(Page element annotations)
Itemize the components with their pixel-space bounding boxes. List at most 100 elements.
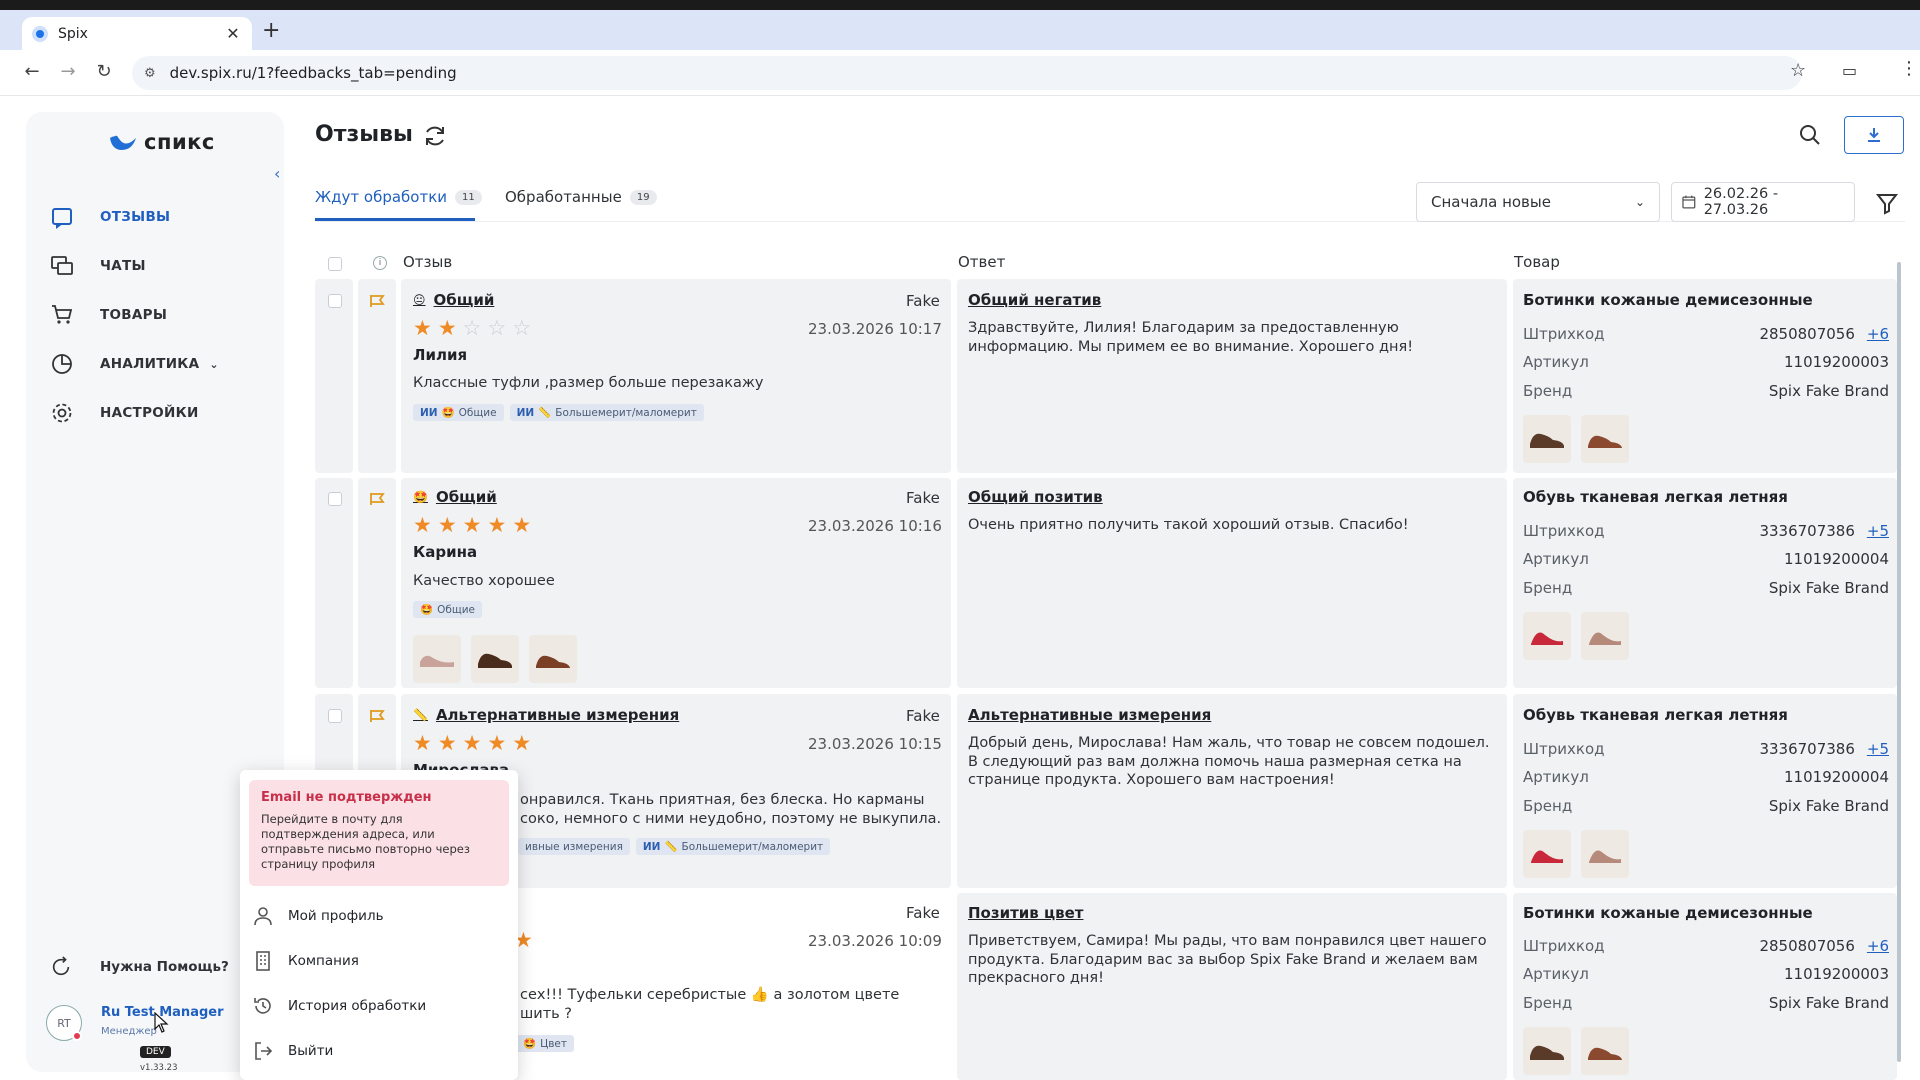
product-thumbnail[interactable]	[1523, 1027, 1571, 1075]
more-barcodes-link[interactable]: +5	[1867, 522, 1889, 540]
answer-text[interactable]: Очень приятно получить такой хороший отз…	[968, 516, 1498, 535]
menu-item-company[interactable]: Компания	[252, 950, 359, 972]
more-barcodes-link[interactable]: +6	[1867, 937, 1889, 955]
product-name[interactable]: Ботинки кожаные демисезонные	[1523, 291, 1813, 309]
menu-item-logout[interactable]: Выйти	[252, 1040, 333, 1062]
sidebar-item-analytics[interactable]: АНАЛИТИКА ⌄	[50, 352, 219, 376]
tag[interactable]: ИИ 📏 Большемерит/маломерит	[635, 838, 831, 855]
search-icon[interactable]	[1797, 122, 1823, 148]
tab-pending[interactable]: Ждут обработки 11	[315, 188, 482, 206]
row-checkbox[interactable]	[328, 294, 342, 308]
site-settings-icon[interactable]: ⚙	[144, 66, 156, 81]
product-name[interactable]: Обувь тканевая легкая летняя	[1523, 706, 1788, 724]
review-date: 23.03.2026 10:09	[808, 932, 942, 950]
shoe-image-icon	[478, 653, 512, 668]
alert-text: Перейдите в почту для подтверждения адре…	[261, 812, 470, 871]
menu-item-label: История обработки	[288, 998, 427, 1014]
answer-text[interactable]: Приветствуем, Самира! Мы рады, что вам п…	[968, 932, 1498, 988]
product-thumbnail[interactable]	[1581, 830, 1629, 878]
tab-processed[interactable]: Обработанные 19	[505, 188, 657, 206]
row-checkbox[interactable]	[328, 709, 342, 723]
product-thumbnail[interactable]	[1523, 612, 1571, 660]
tag[interactable]: 🤩 Общие	[413, 601, 482, 618]
scrollbar[interactable]	[1897, 262, 1901, 1062]
more-barcodes-link[interactable]: +6	[1867, 325, 1889, 343]
sort-select[interactable]: Сначала новые ⌄	[1416, 182, 1660, 222]
sidebar-item-settings[interactable]: НАСТРОЙКИ	[50, 401, 199, 425]
star-icon: ★	[512, 513, 532, 537]
review-tags: 🤩 Цвет	[516, 1035, 574, 1052]
star-icon: ☆	[512, 316, 532, 340]
star-icon: ★	[487, 731, 507, 755]
browser-tab[interactable]: Spix ✕	[22, 17, 252, 50]
answer-template-title[interactable]: Общий негатив	[968, 291, 1101, 309]
rating-stars: ★ ★ ★ ★ ★	[413, 733, 531, 754]
help-link[interactable]: Нужна Помощь?	[50, 956, 229, 978]
sidebar-item-reviews[interactable]: ОТЗЫВЫ	[50, 205, 170, 229]
bookmark-star-icon[interactable]: ☆	[1790, 60, 1806, 81]
reply-flag-icon[interactable]	[369, 293, 387, 309]
product-thumbnail[interactable]	[1581, 612, 1629, 660]
refresh-icon[interactable]	[422, 123, 448, 149]
reply-flag-icon[interactable]	[369, 491, 387, 507]
select-all-checkbox[interactable]	[328, 257, 342, 271]
shoe-image-icon	[1531, 632, 1563, 645]
new-tab-button[interactable]: +	[262, 18, 280, 43]
answer-template-title[interactable]: Альтернативные измерения	[968, 706, 1211, 724]
product-brand-row: Бренд Spix Fake Brand	[1523, 994, 1889, 1012]
date-range-picker[interactable]: 26.02.26 - 27.03.26	[1671, 182, 1855, 222]
forward-icon[interactable]: →	[56, 61, 80, 82]
row-checkbox[interactable]	[328, 492, 342, 506]
review-category[interactable]: 😐 Общий	[413, 291, 494, 309]
collapse-sidebar-icon[interactable]: ‹	[274, 164, 280, 183]
tag[interactable]: ИИ 📏 Большемерит/маломерит	[509, 404, 704, 421]
answer-text[interactable]: Добрый день, Мирослава! Нам жаль, что то…	[968, 734, 1498, 790]
review-date: 23.03.2026 10:15	[808, 735, 942, 753]
page-search-icon[interactable]: ▭	[1842, 61, 1857, 80]
more-barcodes-link[interactable]: +5	[1867, 740, 1889, 758]
product-name[interactable]: Обувь тканевая легкая летняя	[1523, 488, 1788, 506]
review-tags: 🤩 Общие	[413, 601, 482, 618]
row-flag-cell	[358, 478, 396, 688]
info-icon[interactable]: i	[373, 256, 387, 270]
close-icon[interactable]: ✕	[224, 24, 242, 43]
back-icon[interactable]: ←	[20, 61, 44, 82]
sidebar-item-products[interactable]: ТОВАРЫ	[50, 303, 167, 327]
menu-item-profile[interactable]: Мой профиль	[252, 905, 384, 927]
logo[interactable]: спикс	[108, 130, 215, 154]
review-photo[interactable]	[471, 635, 519, 683]
tag[interactable]: ИИ 🤩 Общие	[413, 404, 504, 421]
review-photo[interactable]	[529, 635, 577, 683]
reply-flag-icon[interactable]	[369, 708, 387, 724]
shoe-image-icon	[1530, 433, 1564, 448]
reload-icon[interactable]: ↻	[92, 61, 116, 82]
star-icon: ☆	[487, 316, 507, 340]
filter-icon[interactable]	[1870, 186, 1904, 220]
review-category[interactable]: 🤩 Общий	[413, 488, 497, 506]
tag[interactable]: 🤩 Цвет	[516, 1035, 574, 1052]
product-thumbnail[interactable]	[1581, 1027, 1629, 1075]
tag[interactable]: ивные измерения	[518, 838, 630, 855]
answer-template-title[interactable]: Общий позитив	[968, 488, 1103, 506]
product-thumbnail[interactable]	[1523, 415, 1571, 463]
browser-menu-icon[interactable]: ⋮	[1900, 58, 1918, 79]
review-tags: ИИ 🤩 Общие ИИ 📏 Большемерит/маломерит	[413, 404, 704, 421]
review-category[interactable]: 📏 Альтернативные измерения	[413, 706, 679, 724]
star-icon: ★	[437, 513, 457, 537]
favicon-icon	[32, 25, 48, 42]
download-button[interactable]	[1844, 116, 1904, 154]
address-bar[interactable]: ⚙ dev.spix.ru/1?feedbacks_tab=pending	[132, 56, 1802, 90]
product-name[interactable]: Ботинки кожаные демисезонные	[1523, 904, 1813, 922]
product-article-row: Артикул 11019200003	[1523, 353, 1889, 371]
row-select-cell	[315, 478, 353, 688]
sidebar-item-chats[interactable]: ЧАТЫ	[50, 254, 146, 278]
answer-text[interactable]: Здравствуйте, Лилия! Благодарим за предо…	[968, 319, 1498, 356]
emoji-icon: 🤩	[523, 1038, 537, 1050]
review-photo[interactable]	[413, 635, 461, 683]
answer-template-title[interactable]: Позитив цвет	[968, 904, 1083, 922]
product-thumbnail[interactable]	[1523, 830, 1571, 878]
help-icon	[52, 956, 70, 976]
product-thumbnail[interactable]	[1581, 415, 1629, 463]
menu-item-history[interactable]: История обработки	[252, 995, 426, 1017]
analytics-icon	[52, 354, 72, 374]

▸ **Work to be completed**
Reproduce the lines above with "more-barcodes-link" swapped for "barcode-overflow-link" wherever it occurs, leaving everything else unchanged. Omit the pictures.

▸ **Exercise output**
Itemize the components with their pixel-space bounding boxes. List at most 100 elements.
product-thumbnail[interactable]	[1523, 1027, 1571, 1075]
barcode-overflow-link[interactable]: +5	[1867, 522, 1889, 540]
answer-text[interactable]: Очень приятно получить такой хороший отз…	[968, 516, 1498, 535]
menu-item-company[interactable]: Компания	[252, 950, 359, 972]
barcode-overflow-link[interactable]: +6	[1867, 937, 1889, 955]
product-name[interactable]: Ботинки кожаные демисезонные	[1523, 291, 1813, 309]
menu-item-logout[interactable]: Выйти	[252, 1040, 333, 1062]
sidebar-item-analytics[interactable]: АНАЛИТИКА ⌄	[50, 352, 219, 376]
tag[interactable]: ИИ 📏 Большемерит/маломерит	[635, 838, 831, 855]
search-icon[interactable]	[1797, 122, 1823, 148]
tab-pending[interactable]: Ждут обработки 11	[315, 188, 482, 206]
row-checkbox[interactable]	[328, 294, 342, 308]
site-settings-icon[interactable]: ⚙	[144, 66, 156, 81]
product-name[interactable]: Обувь тканевая легкая летняя	[1523, 706, 1788, 724]
review-date: 23.03.2026 10:09	[808, 932, 942, 950]
shoe-image-icon	[478, 653, 512, 668]
alert-text: Перейдите в почту для подтверждения адре…	[261, 812, 470, 871]
menu-item-label: История обработки	[288, 998, 427, 1014]
answer-text[interactable]: Приветствуем, Самира! Мы рады, что вам п…	[968, 932, 1498, 988]
product-thumbnail[interactable]	[1581, 830, 1629, 878]
tab-processed[interactable]: Обработанные 19	[505, 188, 657, 206]
row-checkbox[interactable]	[328, 709, 342, 723]
product-thumbnail[interactable]	[1523, 612, 1571, 660]
tag[interactable]: 🤩 Общие	[413, 601, 482, 618]
scrollbar[interactable]	[1897, 262, 1901, 1062]
barcode-overflow-link[interactable]: +6	[1867, 325, 1889, 343]
sort-select[interactable]: Сначала новые ⌄	[1416, 182, 1660, 222]
sidebar-item-settings[interactable]: НАСТРОЙКИ	[50, 401, 199, 425]
star-icon: ★	[512, 513, 532, 537]
review-tags: 🤩 Цвет	[516, 1035, 574, 1052]
star-icon: ☆	[512, 316, 532, 340]
star-icon: ★	[487, 731, 507, 755]
browser-tab[interactable]: Spix ✕	[22, 17, 252, 50]
answer-template-title[interactable]: Общий негатив	[968, 291, 1101, 309]
rating-stars: ★ ★ ★ ★ ★	[413, 733, 531, 754]
help-link[interactable]: Нужна Помощь?	[50, 956, 229, 978]
sidebar-item-reviews[interactable]: ОТЗЫВЫ	[50, 205, 170, 229]
bookmark-star-icon[interactable]: ☆	[1790, 60, 1806, 81]
reply-flag-icon[interactable]	[369, 293, 387, 309]
product-thumbnail[interactable]	[1581, 612, 1629, 660]
refresh-icon[interactable]	[422, 123, 448, 149]
reply-flag-icon[interactable]	[369, 491, 387, 507]
select-all-checkbox[interactable]	[328, 257, 342, 271]
shoe-image-icon	[1531, 632, 1563, 645]
new-tab-button[interactable]: +	[262, 18, 280, 43]
answer-template-title[interactable]: Альтернативные измерения	[968, 706, 1211, 724]
product-brand-row: Бренд Spix Fake Brand	[1523, 994, 1889, 1012]
date-range-picker[interactable]: 26.02.26 - 27.03.26	[1671, 182, 1855, 222]
forward-icon[interactable]: →	[56, 61, 80, 82]
row-checkbox[interactable]	[328, 492, 342, 506]
review-category[interactable]: 😐 Общий	[413, 291, 494, 309]
collapse-sidebar-icon[interactable]: ‹	[274, 164, 280, 183]
tag[interactable]: ИИ 📏 Большемерит/маломерит	[509, 404, 704, 421]
answer-text[interactable]: Добрый день, Мирослава! Нам жаль, что то…	[968, 734, 1498, 790]
review-date: 23.03.2026 10:15	[808, 735, 942, 753]
page-search-icon[interactable]: ▭	[1842, 61, 1857, 80]
barcode-overflow-link[interactable]: +5	[1867, 740, 1889, 758]
product-name[interactable]: Обувь тканевая легкая летняя	[1523, 488, 1788, 506]
review-tags: 🤩 Общие	[413, 601, 482, 618]
row-flag-cell	[358, 478, 396, 688]
info-icon[interactable]: i	[373, 256, 387, 270]
close-icon[interactable]: ✕	[224, 24, 242, 43]
back-icon[interactable]: ←	[20, 61, 44, 82]
sidebar-item-products[interactable]: ТОВАРЫ	[50, 303, 167, 327]
menu-item-profile[interactable]: Мой профиль	[252, 905, 384, 927]
logo[interactable]: спикс	[108, 130, 215, 154]
review-photo[interactable]	[471, 635, 519, 683]
tag[interactable]: ИИ 🤩 Общие	[413, 404, 504, 421]
review-photo[interactable]	[529, 635, 577, 683]
reply-flag-icon[interactable]	[369, 708, 387, 724]
shoe-image-icon	[1530, 433, 1564, 448]
reload-icon[interactable]: ↻	[92, 61, 116, 82]
star-icon: ☆	[487, 316, 507, 340]
filter-icon[interactable]	[1870, 186, 1904, 220]
review-category[interactable]: 🤩 Общий	[413, 488, 497, 506]
tag[interactable]: 🤩 Цвет	[516, 1035, 574, 1052]
product-thumbnail[interactable]	[1581, 1027, 1629, 1075]
tag[interactable]: ивные измерения	[518, 838, 630, 855]
answer-template-title[interactable]: Общий позитив	[968, 488, 1103, 506]
product-thumbnail[interactable]	[1523, 415, 1571, 463]
browser-menu-icon[interactable]: ⋮	[1900, 58, 1918, 79]
review-tags: ИИ 🤩 Общие ИИ 📏 Большемерит/маломерит	[413, 404, 704, 421]
review-category[interactable]: 📏 Альтернативные измерения	[413, 706, 679, 724]
star-icon: ★	[437, 513, 457, 537]
favicon-icon	[32, 25, 48, 42]
download-button[interactable]	[1844, 116, 1904, 154]
address-bar[interactable]: ⚙ dev.spix.ru/1?feedbacks_tab=pending	[132, 56, 1802, 90]
product-name[interactable]: Ботинки кожаные демисезонные	[1523, 904, 1813, 922]
product-article-row: Артикул 11019200003	[1523, 353, 1889, 371]
row-select-cell	[315, 478, 353, 688]
sidebar-item-chats[interactable]: ЧАТЫ	[50, 254, 146, 278]
answer-text[interactable]: Здравствуйте, Лилия! Благодарим за предо…	[968, 319, 1498, 356]
emoji-icon: 🤩	[523, 1038, 537, 1050]
review-photo[interactable]	[413, 635, 461, 683]
answer-template-title[interactable]: Позитив цвет	[968, 904, 1083, 922]
product-thumbnail[interactable]	[1523, 830, 1571, 878]
help-icon	[52, 956, 70, 976]
product-thumbnail[interactable]	[1581, 415, 1629, 463]
menu-item-history[interactable]: История обработки	[252, 995, 426, 1017]
analytics-icon	[52, 354, 72, 374]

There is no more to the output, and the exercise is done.